Your objective:
Extract and list every line that contains the word "monstruos".

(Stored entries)

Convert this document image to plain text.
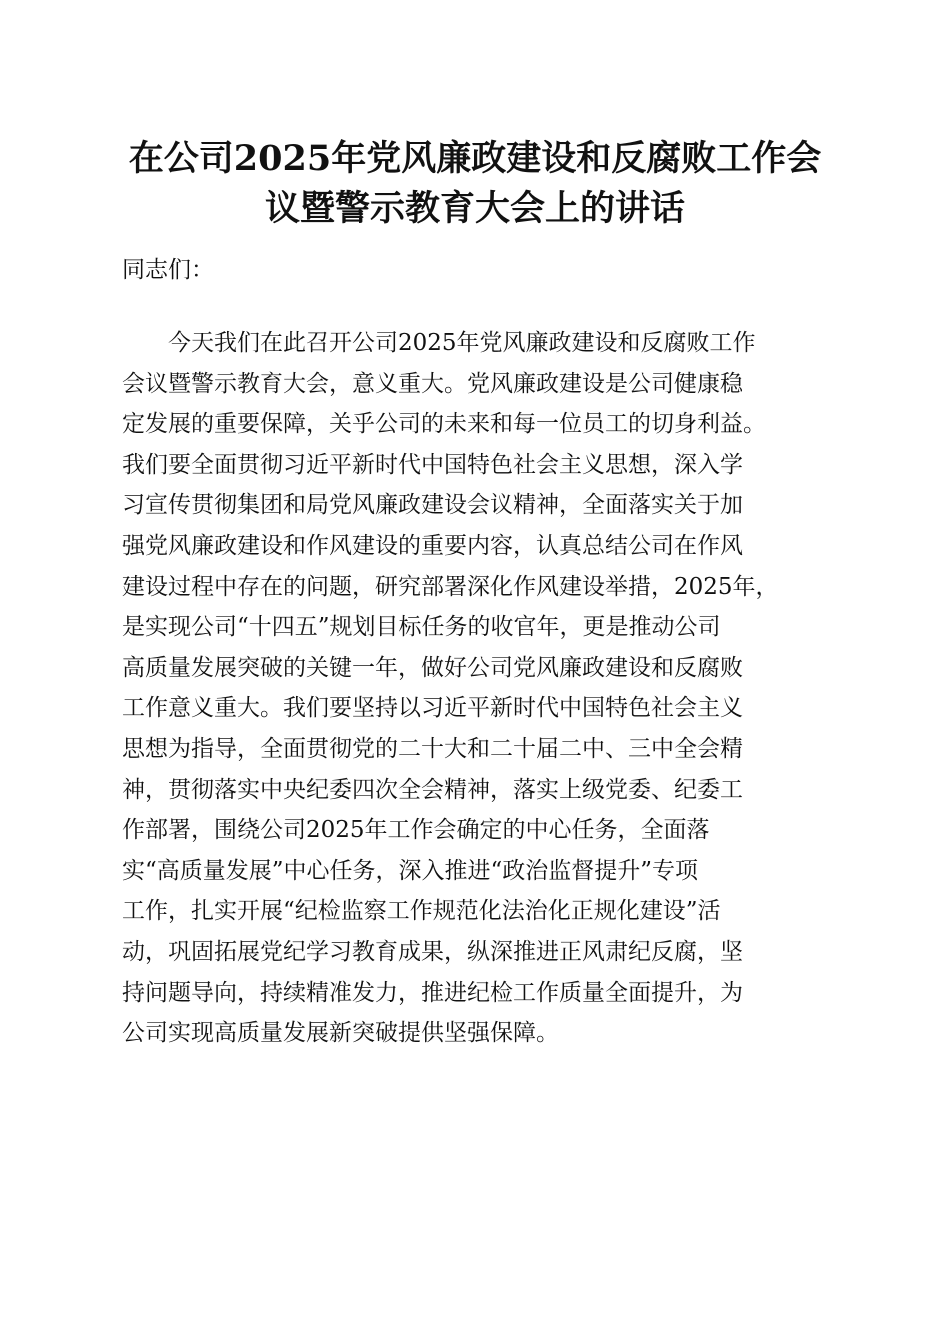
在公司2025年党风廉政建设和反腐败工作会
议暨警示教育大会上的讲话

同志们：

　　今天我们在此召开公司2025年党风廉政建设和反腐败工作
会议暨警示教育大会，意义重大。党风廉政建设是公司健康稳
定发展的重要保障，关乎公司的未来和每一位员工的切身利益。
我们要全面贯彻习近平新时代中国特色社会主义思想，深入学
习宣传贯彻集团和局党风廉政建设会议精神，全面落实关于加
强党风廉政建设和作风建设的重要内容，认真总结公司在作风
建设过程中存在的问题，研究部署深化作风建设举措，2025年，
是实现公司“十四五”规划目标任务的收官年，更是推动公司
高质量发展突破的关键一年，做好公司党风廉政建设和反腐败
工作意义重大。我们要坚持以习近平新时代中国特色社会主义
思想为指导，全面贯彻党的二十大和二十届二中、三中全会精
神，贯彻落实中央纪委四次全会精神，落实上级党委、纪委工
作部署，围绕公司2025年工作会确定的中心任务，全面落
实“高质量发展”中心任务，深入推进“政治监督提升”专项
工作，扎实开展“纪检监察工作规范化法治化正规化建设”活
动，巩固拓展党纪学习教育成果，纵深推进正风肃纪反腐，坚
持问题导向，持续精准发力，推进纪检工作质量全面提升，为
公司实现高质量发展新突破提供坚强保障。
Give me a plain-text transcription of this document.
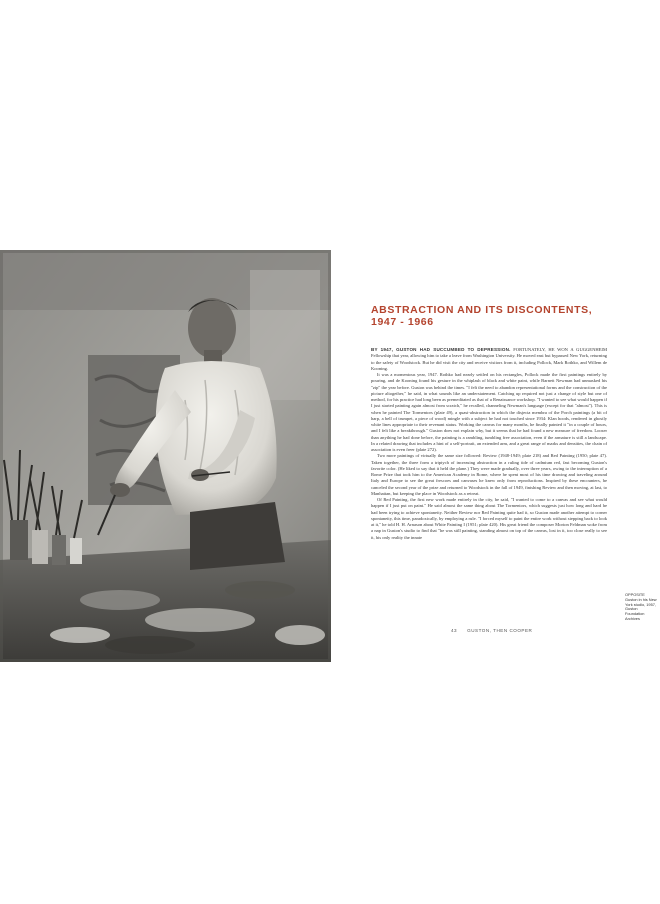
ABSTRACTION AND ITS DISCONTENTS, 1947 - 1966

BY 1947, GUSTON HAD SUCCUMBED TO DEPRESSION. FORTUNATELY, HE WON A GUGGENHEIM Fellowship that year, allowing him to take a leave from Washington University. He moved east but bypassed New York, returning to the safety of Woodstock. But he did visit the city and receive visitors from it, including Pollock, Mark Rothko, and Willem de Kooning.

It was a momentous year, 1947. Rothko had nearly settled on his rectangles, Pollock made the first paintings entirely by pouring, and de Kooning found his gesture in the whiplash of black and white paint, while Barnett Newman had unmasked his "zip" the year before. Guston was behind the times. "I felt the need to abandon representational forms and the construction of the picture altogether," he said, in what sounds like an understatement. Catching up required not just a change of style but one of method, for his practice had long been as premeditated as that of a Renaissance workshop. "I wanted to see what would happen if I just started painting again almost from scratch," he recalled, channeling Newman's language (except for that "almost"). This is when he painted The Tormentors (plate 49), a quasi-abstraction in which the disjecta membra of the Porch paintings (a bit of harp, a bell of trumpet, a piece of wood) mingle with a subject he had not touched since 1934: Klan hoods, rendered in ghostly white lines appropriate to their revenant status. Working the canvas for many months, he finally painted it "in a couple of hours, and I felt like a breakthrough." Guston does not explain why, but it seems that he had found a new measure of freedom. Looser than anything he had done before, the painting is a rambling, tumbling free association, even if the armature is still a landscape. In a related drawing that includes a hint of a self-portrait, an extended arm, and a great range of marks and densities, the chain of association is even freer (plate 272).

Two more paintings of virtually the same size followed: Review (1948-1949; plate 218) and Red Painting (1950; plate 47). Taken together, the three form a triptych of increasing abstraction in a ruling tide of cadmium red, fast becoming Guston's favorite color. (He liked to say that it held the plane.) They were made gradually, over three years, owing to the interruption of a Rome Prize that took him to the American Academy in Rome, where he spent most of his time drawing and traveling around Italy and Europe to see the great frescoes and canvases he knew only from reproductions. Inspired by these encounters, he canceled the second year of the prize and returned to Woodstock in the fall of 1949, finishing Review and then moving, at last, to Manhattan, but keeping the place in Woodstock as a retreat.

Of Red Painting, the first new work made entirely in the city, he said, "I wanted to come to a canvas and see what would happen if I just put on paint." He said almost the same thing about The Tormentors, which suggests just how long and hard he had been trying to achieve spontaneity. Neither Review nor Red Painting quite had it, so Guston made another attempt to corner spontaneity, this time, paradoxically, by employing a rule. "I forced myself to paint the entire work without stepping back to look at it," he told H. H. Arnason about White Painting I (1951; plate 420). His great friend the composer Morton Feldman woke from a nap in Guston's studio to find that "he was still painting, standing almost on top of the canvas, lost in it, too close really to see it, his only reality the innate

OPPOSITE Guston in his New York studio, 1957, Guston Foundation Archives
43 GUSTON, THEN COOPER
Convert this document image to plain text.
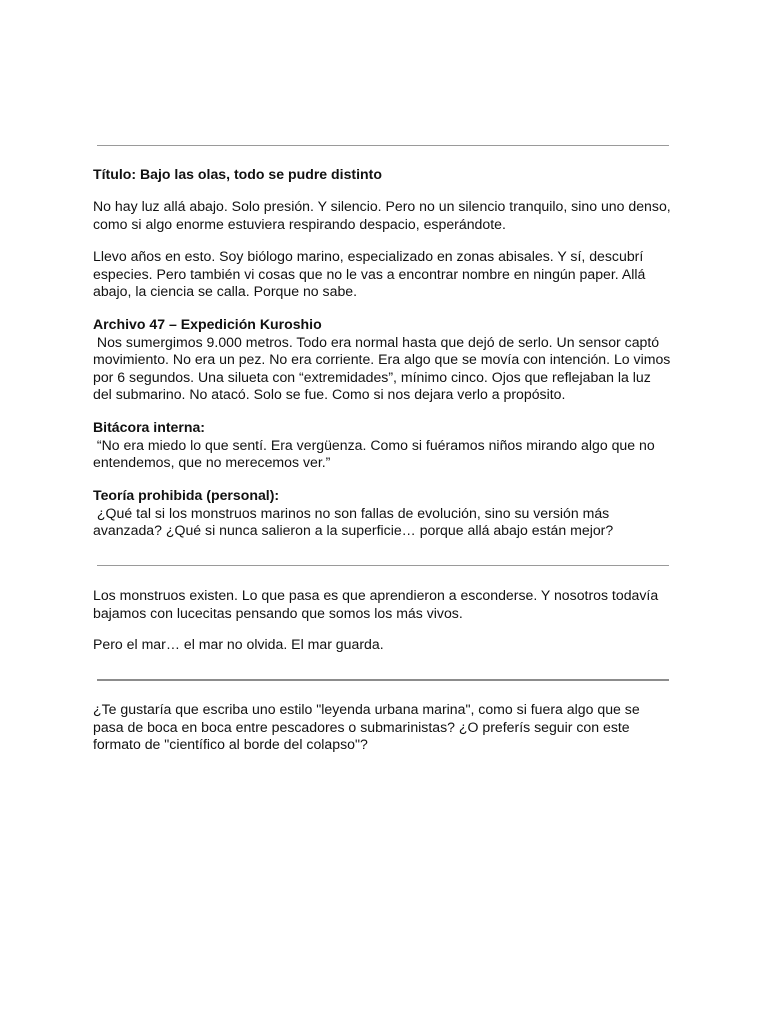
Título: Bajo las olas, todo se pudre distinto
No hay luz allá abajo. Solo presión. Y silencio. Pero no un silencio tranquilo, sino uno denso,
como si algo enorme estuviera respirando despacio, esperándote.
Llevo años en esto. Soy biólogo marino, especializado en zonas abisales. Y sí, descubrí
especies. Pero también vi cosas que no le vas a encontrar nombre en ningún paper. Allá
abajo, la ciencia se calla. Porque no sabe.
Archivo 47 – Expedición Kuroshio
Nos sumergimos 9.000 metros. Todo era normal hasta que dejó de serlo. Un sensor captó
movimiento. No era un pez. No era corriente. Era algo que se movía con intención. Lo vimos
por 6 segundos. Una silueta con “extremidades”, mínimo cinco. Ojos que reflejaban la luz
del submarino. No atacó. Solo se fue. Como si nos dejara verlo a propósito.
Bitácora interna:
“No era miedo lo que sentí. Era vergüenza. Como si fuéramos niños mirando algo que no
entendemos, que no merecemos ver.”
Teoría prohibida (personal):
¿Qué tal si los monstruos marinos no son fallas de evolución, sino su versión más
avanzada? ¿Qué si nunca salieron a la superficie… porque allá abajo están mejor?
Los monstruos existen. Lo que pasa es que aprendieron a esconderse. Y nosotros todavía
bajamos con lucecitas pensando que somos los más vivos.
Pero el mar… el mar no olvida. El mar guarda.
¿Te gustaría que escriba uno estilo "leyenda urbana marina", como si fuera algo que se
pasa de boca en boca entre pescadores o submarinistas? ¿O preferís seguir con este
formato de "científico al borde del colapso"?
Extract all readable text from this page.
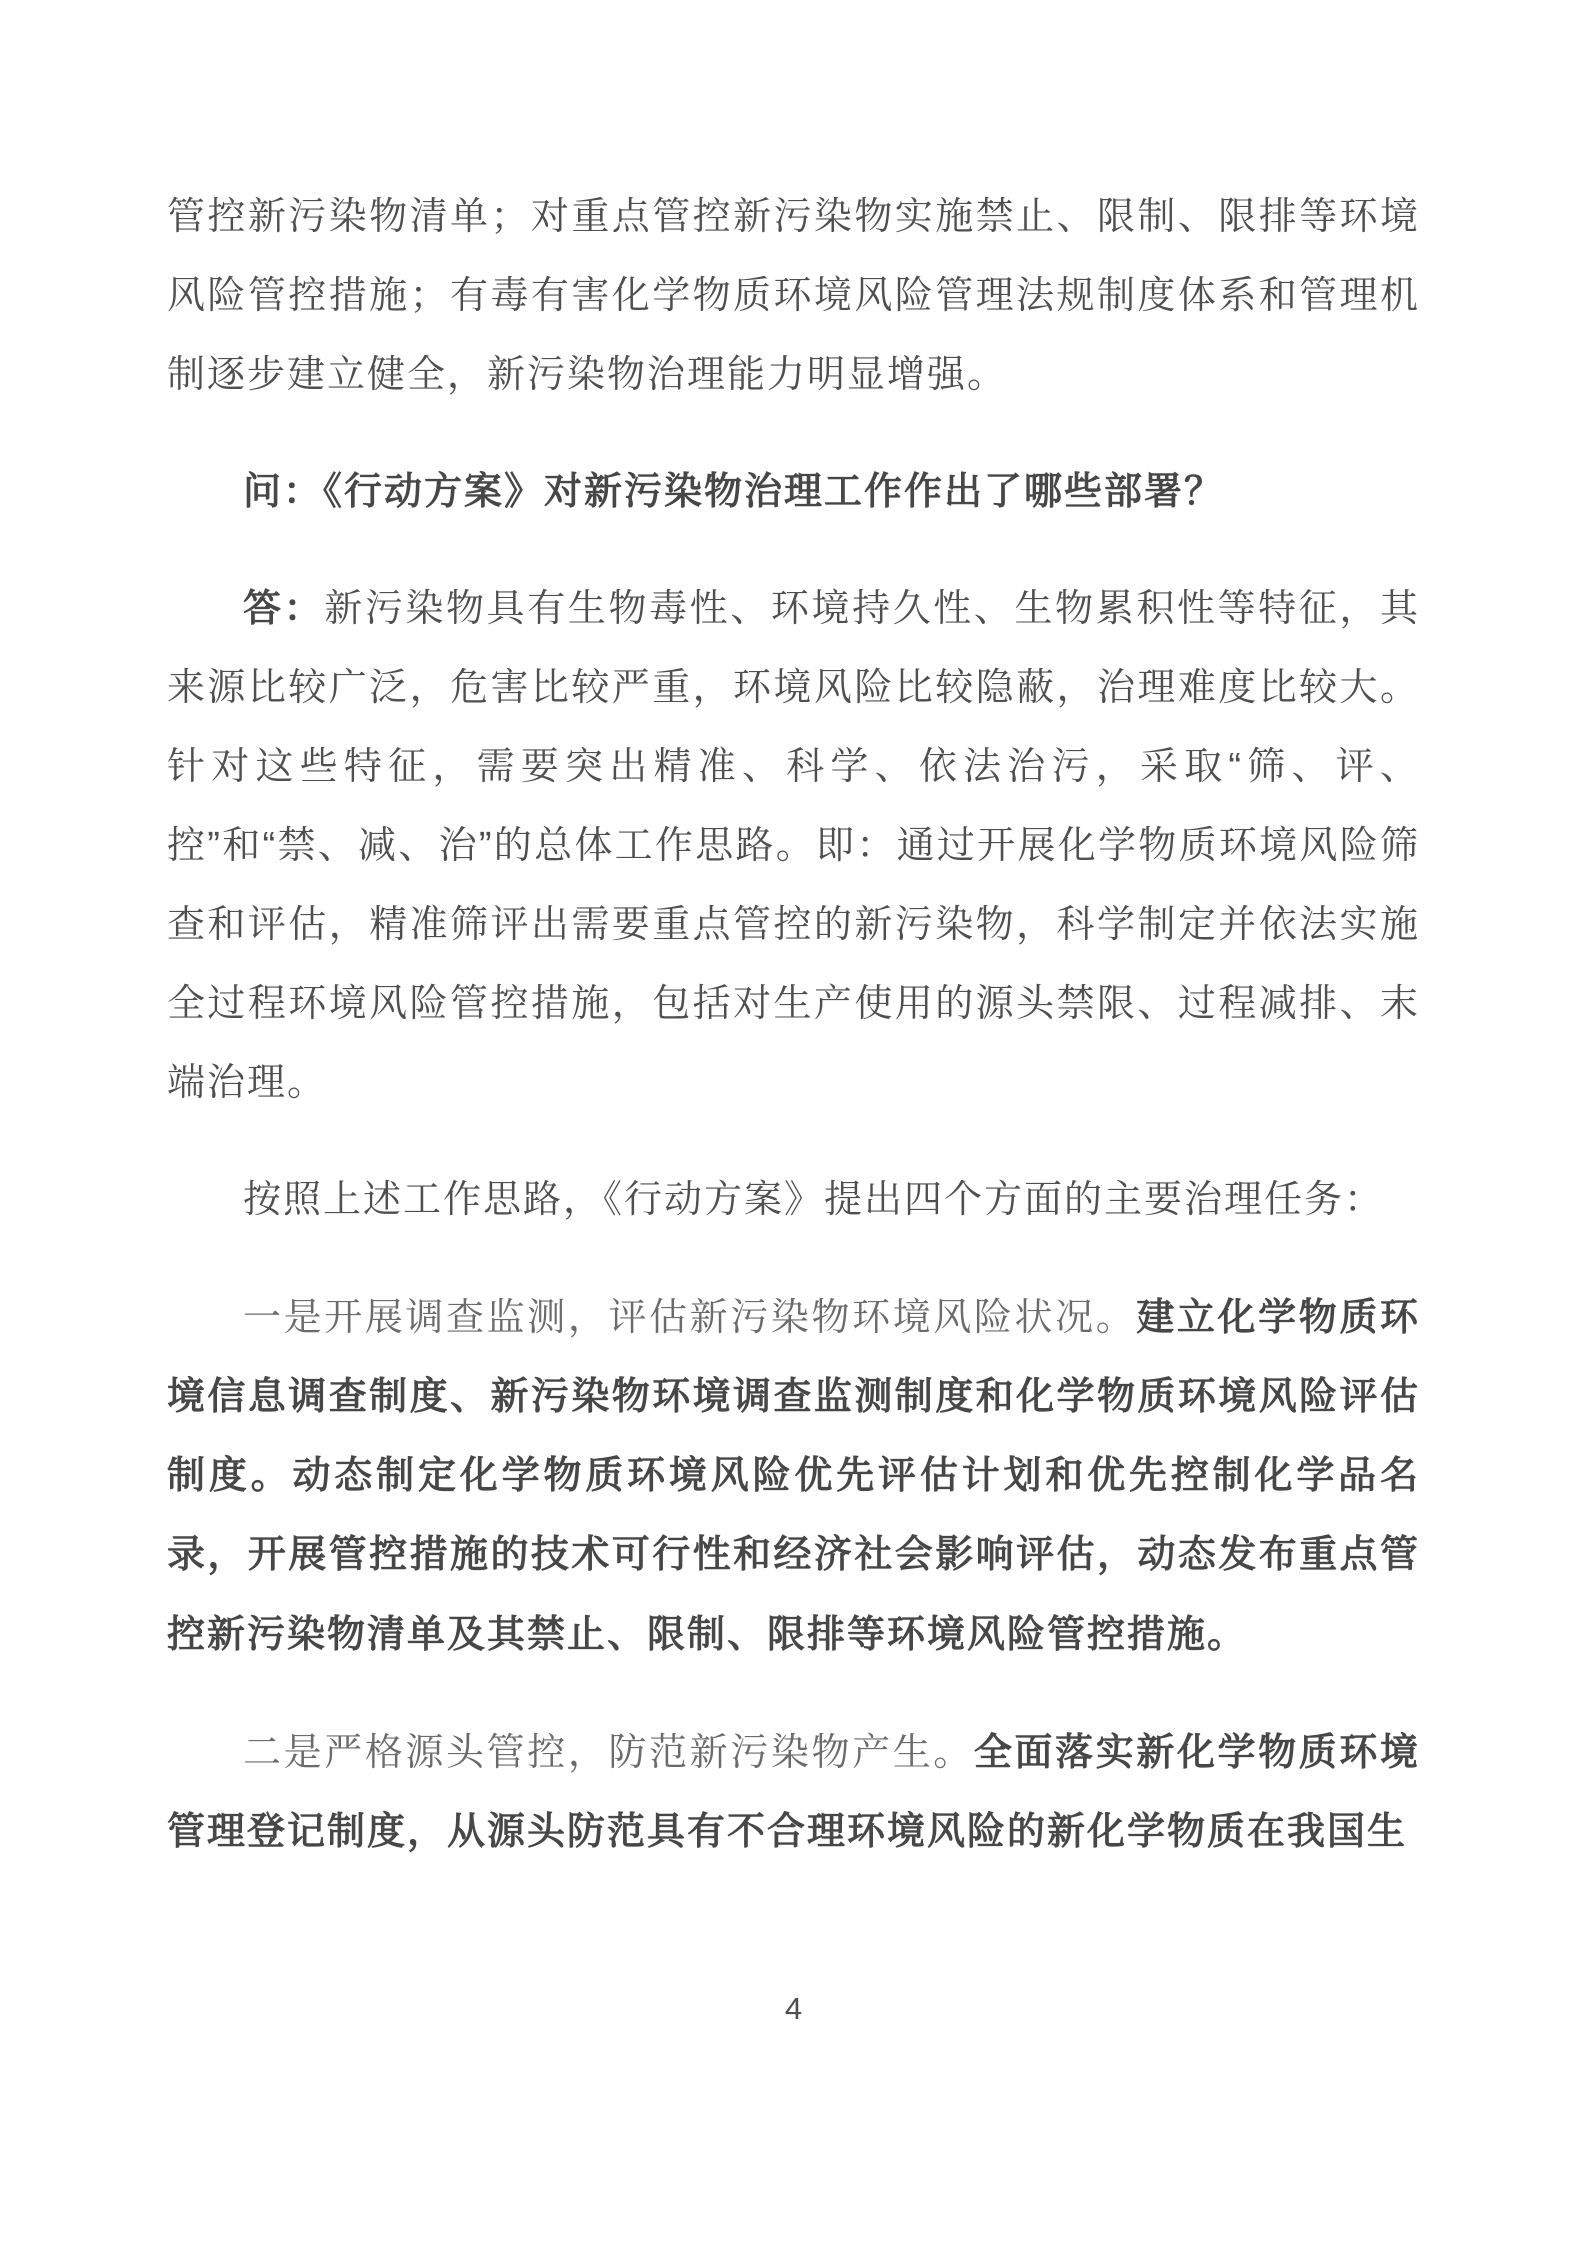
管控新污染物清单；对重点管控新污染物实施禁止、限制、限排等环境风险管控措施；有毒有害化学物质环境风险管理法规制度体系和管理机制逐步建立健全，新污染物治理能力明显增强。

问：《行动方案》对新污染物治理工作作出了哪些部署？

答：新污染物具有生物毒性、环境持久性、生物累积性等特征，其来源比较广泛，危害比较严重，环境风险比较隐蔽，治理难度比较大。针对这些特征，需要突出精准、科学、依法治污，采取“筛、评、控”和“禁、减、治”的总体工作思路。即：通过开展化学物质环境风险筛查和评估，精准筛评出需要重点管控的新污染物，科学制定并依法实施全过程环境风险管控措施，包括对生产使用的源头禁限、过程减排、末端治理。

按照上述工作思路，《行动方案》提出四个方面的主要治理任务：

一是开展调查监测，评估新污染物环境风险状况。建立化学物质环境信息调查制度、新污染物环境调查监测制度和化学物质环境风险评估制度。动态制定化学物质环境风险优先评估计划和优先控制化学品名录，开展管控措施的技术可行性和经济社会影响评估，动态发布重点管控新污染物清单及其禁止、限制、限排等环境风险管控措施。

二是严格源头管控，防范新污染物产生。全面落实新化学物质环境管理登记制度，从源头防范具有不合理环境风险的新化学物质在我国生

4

Exercise result:
¿Qué tal si los monstruos marinos no son fallas de evolución, sino su versión más
Los monstruos existen. Lo que pasa es que aprendieron a esconderse. Y nosotros todavía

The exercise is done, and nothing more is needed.